SHORT TASK:
Give the entries again, word for word.

── MATERIAL FOR THIS TASK

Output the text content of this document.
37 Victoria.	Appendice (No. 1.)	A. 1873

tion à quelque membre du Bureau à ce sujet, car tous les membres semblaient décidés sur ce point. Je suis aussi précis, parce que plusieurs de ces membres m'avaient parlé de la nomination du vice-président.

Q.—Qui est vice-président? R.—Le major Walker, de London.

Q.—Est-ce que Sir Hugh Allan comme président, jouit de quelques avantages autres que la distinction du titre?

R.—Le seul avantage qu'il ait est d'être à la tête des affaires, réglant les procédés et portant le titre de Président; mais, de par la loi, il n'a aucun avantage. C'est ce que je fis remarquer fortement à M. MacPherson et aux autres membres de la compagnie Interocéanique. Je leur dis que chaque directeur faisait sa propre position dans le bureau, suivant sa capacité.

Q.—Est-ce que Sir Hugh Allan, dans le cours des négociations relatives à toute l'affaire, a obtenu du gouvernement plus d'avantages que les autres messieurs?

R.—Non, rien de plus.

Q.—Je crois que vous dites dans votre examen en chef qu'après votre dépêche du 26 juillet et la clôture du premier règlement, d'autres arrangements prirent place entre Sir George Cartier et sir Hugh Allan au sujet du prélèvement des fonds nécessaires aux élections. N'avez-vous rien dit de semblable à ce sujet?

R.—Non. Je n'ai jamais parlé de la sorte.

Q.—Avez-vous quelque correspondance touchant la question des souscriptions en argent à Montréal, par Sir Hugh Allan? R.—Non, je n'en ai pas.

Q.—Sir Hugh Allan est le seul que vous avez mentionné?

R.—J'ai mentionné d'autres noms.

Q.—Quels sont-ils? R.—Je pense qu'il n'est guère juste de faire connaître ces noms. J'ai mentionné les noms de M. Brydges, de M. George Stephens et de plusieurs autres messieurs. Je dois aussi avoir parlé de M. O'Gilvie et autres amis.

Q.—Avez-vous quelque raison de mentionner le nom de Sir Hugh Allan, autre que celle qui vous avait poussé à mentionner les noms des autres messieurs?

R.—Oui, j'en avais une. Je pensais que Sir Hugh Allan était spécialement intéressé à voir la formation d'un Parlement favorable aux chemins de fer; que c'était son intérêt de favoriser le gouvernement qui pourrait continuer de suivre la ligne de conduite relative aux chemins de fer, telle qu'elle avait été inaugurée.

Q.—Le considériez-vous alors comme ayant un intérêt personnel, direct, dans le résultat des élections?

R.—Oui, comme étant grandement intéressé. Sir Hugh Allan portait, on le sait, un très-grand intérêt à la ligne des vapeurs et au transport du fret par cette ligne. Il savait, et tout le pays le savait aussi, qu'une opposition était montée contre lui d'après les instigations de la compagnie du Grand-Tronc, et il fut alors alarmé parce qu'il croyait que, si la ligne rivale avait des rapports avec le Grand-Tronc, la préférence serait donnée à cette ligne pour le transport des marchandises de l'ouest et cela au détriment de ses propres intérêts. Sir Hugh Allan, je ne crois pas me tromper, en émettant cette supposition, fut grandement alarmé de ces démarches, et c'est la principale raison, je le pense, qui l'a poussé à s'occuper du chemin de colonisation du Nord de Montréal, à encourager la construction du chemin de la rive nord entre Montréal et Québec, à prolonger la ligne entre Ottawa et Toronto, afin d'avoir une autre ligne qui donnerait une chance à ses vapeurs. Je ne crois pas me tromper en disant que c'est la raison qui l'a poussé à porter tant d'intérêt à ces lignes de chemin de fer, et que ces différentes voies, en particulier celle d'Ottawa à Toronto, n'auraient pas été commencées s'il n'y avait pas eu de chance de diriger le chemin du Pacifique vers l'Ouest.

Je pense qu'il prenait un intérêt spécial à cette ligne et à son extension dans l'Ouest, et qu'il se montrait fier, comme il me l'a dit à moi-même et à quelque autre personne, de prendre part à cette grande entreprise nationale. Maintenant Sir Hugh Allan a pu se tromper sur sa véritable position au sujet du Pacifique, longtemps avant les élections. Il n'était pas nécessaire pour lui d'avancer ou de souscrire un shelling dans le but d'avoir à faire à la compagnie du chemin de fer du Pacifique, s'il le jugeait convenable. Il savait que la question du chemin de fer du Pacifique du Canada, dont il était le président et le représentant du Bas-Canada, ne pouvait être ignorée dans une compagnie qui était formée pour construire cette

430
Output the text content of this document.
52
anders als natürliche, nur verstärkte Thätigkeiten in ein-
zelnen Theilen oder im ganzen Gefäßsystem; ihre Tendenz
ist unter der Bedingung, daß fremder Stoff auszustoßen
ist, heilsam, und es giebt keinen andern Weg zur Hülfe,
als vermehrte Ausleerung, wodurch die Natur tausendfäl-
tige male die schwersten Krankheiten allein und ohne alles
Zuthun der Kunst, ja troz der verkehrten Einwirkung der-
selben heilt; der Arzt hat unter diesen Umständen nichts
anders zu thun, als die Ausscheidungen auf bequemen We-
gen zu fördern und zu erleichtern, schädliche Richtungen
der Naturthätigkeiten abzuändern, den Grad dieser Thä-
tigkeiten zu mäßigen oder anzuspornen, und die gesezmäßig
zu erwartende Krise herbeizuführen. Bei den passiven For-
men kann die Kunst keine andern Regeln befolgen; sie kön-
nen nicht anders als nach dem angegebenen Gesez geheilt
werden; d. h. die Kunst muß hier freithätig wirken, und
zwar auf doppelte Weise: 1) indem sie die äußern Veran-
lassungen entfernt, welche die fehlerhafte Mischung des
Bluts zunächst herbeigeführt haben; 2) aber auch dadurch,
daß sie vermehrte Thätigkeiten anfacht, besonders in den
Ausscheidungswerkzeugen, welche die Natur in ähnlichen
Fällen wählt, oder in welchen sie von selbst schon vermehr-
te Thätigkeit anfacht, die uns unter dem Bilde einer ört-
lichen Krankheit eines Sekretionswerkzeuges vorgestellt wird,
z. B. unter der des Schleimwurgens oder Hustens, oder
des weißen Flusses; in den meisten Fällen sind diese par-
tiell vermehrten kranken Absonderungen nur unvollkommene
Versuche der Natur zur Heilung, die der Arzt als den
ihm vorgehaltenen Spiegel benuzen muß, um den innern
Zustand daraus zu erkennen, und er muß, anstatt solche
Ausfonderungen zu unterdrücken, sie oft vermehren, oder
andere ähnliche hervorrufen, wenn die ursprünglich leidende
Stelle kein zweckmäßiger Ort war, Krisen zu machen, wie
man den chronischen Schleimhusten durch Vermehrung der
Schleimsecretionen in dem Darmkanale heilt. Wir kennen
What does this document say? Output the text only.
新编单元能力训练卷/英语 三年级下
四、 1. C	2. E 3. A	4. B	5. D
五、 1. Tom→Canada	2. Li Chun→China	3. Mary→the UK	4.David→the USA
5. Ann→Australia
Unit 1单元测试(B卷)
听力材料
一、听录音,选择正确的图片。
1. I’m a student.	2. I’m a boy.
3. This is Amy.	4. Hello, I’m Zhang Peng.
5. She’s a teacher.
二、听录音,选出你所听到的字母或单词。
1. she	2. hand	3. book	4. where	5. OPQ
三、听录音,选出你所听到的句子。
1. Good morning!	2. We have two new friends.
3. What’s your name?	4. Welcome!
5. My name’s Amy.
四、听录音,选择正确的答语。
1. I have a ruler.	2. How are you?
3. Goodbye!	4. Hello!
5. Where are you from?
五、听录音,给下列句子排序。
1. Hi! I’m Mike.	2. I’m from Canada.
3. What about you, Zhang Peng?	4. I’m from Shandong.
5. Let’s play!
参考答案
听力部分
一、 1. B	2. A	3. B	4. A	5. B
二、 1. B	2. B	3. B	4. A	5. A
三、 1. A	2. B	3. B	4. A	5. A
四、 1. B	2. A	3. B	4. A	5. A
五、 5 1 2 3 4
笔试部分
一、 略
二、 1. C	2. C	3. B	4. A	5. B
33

────

COMPLETE ANSWER:
Output the text content of this document.
37 Victoria.	Appendice (No. 1.)	A. 1873

tion à quelque membre du Bureau à ce sujet, car tous les membres semblaient décidés sur ce point. Je suis aussi précis, parce que plusieurs de ces membres m'avaient parlé de la nomination du vice-président.

Q.—Qui est vice-président? R.—Le major Walker, de London.

Q.—Est-ce que Sir Hugh Allan comme président, jouit de quelques avantages autres que la distinction du titre?

R.—Le seul avantage qu'il ait est d'être à la tête des affaires, réglant les procédés et portant le titre de Président; mais, de par la loi, il n'a aucun avantage. C'est ce que je fis remarquer fortement à M. MacPherson et aux autres membres de la compagnie Interocéanique. Je leur dis que chaque directeur faisait sa propre position dans le bureau, suivant sa capacité.

Q.—Est-ce que Sir Hugh Allan, dans le cours des négociations relatives à toute l'affaire, a obtenu du gouvernement plus d'avantages que les autres messieurs?

R.—Non, rien de plus.

Q.—Je crois que vous dites dans votre examen en chef qu'après votre dépêche du 26 juillet et la clôture du premier règlement, d'autres arrangements prirent place entre Sir George Cartier et sir Hugh Allan au sujet du prélèvement des fonds nécessaires aux élections. N'avez-vous rien dit de semblable à ce sujet?

R.—Non. Je n'ai jamais parlé de la sorte.

Q.—Avez-vous quelque correspondance touchant la question des souscriptions en argent à Montréal, par Sir Hugh Allan? R.—Non, je n'en ai pas.

Q.—Sir Hugh Allan est le seul que vous avez mentionné?

R.—J'ai mentionné d'autres noms.

Q.—Quels sont-ils? R.—Je pense qu'il n'est guère juste de faire connaître ces noms. J'ai mentionné les noms de M. Brydges, de M. George Stephens et de plusieurs autres messieurs. Je dois aussi avoir parlé de M. O'Gilvie et autres amis.

Q.—Avez-vous quelque raison de mentionner le nom de Sir Hugh Allan, autre que celle qui vous avait poussé à mentionner les noms des autres messieurs?

R.—Oui, j'en avais une. Je pensais que Sir Hugh Allan était spécialement intéressé à voir la formation d'un Parlement favorable aux chemins de fer; que c'était son intérêt de favoriser le gouvernement qui pourrait continuer de suivre la ligne de conduite relative aux chemins de fer, telle qu'elle avait été inaugurée.

Q.—Le considériez-vous alors comme ayant un intérêt personnel, direct, dans le résultat des élections?

R.—Oui, comme étant grandement intéressé. Sir Hugh Allan portait, on le sait, un très-grand intérêt à la ligne des vapeurs et au transport du fret par cette ligne. Il savait, et tout le pays le savait aussi, qu'une opposition était montée contre lui d'après les instigations de la compagnie du Grand-Tronc, et il fut alors alarmé parce qu'il croyait que, si la ligne rivale avait des rapports avec le Grand-Tronc, la préférence serait donnée à cette ligne pour le transport des marchandises de l'ouest et cela au détriment de ses propres intérêts. Sir Hugh Allan, je ne crois pas me tromper, en émettant cette supposition, fut grandement alarmé de ces démarches, et c'est la principale raison, je le pense, qui l'a poussé à s'occuper du chemin de colonisation du Nord de Montréal, à encourager la construction du chemin de la rive nord entre Montréal et Québec, à prolonger la ligne entre Ottawa et Toronto, afin d'avoir une autre ligne qui donnerait une chance à ses vapeurs. Je ne crois pas me tromper en disant que c'est la raison qui l'a poussé à porter tant d'intérêt à ces lignes de chemin de fer, et que ces différentes voies, en particulier celle d'Ottawa à Toronto, n'auraient pas été commencées s'il n'y avait pas eu de chance de diriger le chemin du Pacifique vers l'Ouest.

Je pense qu'il prenait un intérêt spécial à cette ligne et à son extension dans l'Ouest, et qu'il se montrait fier, comme il me l'a dit à moi-même et à quelque autre personne, de prendre part à cette grande entreprise nationale. Maintenant Sir Hugh Allan a pu se tromper sur sa véritable position au sujet du Pacifique, longtemps avant les élections. Il n'était pas nécessaire pour lui d'avancer ou de souscrire un shelling dans le but d'avoir à faire à la compagnie du chemin de fer du Pacifique, s'il le jugeait convenable. Il savait que la question du chemin de fer du Pacifique du Canada, dont il était le président et le représentant du Bas-Canada, ne pouvait être ignorée dans une compagnie qui était formée pour construire cette

430
Output the text content of this document.
52
anders als natürliche, nur verstärkte Thätigkeiten in ein-
zelnen Theilen oder im ganzen Gefäßsystem; ihre Tendenz
ist unter der Bedingung, daß fremder Stoff auszustoßen
ist, heilsam, und es giebt keinen andern Weg zur Hülfe,
als vermehrte Ausleerung, wodurch die Natur tausendfäl-
tige male die schwersten Krankheiten allein und ohne alles
Zuthun der Kunst, ja troz der verkehrten Einwirkung der-
selben heilt; der Arzt hat unter diesen Umständen nichts
anders zu thun, als die Ausscheidungen auf bequemen We-
gen zu fördern und zu erleichtern, schädliche Richtungen
der Naturthätigkeiten abzuändern, den Grad dieser Thä-
tigkeiten zu mäßigen oder anzuspornen, und die gesezmäßig
zu erwartende Krise herbeizuführen. Bei den passiven For-
men kann die Kunst keine andern Regeln befolgen; sie kön-
nen nicht anders als nach dem angegebenen Gesez geheilt
werden; d. h. die Kunst muß hier freithätig wirken, und
zwar auf doppelte Weise: 1) indem sie die äußern Veran-
lassungen entfernt, welche die fehlerhafte Mischung des
Bluts zunächst herbeigeführt haben; 2) aber auch dadurch,
daß sie vermehrte Thätigkeiten anfacht, besonders in den
Ausscheidungswerkzeugen, welche die Natur in ähnlichen
Fällen wählt, oder in welchen sie von selbst schon vermehr-
te Thätigkeit anfacht, die uns unter dem Bilde einer ört-
lichen Krankheit eines Sekretionswerkzeuges vorgestellt wird,
z. B. unter der des Schleimwurgens oder Hustens, oder
des weißen Flusses; in den meisten Fällen sind diese par-
tiell vermehrten kranken Absonderungen nur unvollkommene
Versuche der Natur zur Heilung, die der Arzt als den
ihm vorgehaltenen Spiegel benuzen muß, um den innern
Zustand daraus zu erkennen, und er muß, anstatt solche
Ausfonderungen zu unterdrücken, sie oft vermehren, oder
andere ähnliche hervorrufen, wenn die ursprünglich leidende
Stelle kein zweckmäßiger Ort war, Krisen zu machen, wie
man den chronischen Schleimhusten durch Vermehrung der
Schleimsecretionen in dem Darmkanale heilt. Wir kennen
What does this document say? Output the text only.
新编单元能力训练卷/英语 三年级下
四、 1. C	2. E 3. A	4. B	5. D
五、 1. Tom→Canada	2. Li Chun→China	3. Mary→the UK	4.David→the USA
5. Ann→Australia
Unit 1单元测试(B卷)
听力材料
一、听录音,选择正确的图片。
1. I’m a student.	2. I’m a boy.
3. This is Amy.	4. Hello, I’m Zhang Peng.
5. She’s a teacher.
二、听录音,选出你所听到的字母或单词。
1. she	2. hand	3. book	4. where	5. OPQ
三、听录音,选出你所听到的句子。
1. Good morning!	2. We have two new friends.
3. What’s your name?	4. Welcome!
5. My name’s Amy.
四、听录音,选择正确的答语。
1. I have a ruler.	2. How are you?
3. Goodbye!	4. Hello!
5. Where are you from?
五、听录音,给下列句子排序。
1. Hi! I’m Mike.	2. I’m from Canada.
3. What about you, Zhang Peng?	4. I’m from Shandong.
5. Let’s play!
参考答案
听力部分
一、 1. B	2. A	3. B	4. A	5. B
二、 1. B	2. B	3. B	4. A	5. A
三、 1. A	2. B	3. B	4. A	5. A
四、 1. B	2. A	3. B	4. A	5. A
五、 5 1 2 3 4
笔试部分
一、 略
二、 1. C	2. C	3. B	4. A	5. B
33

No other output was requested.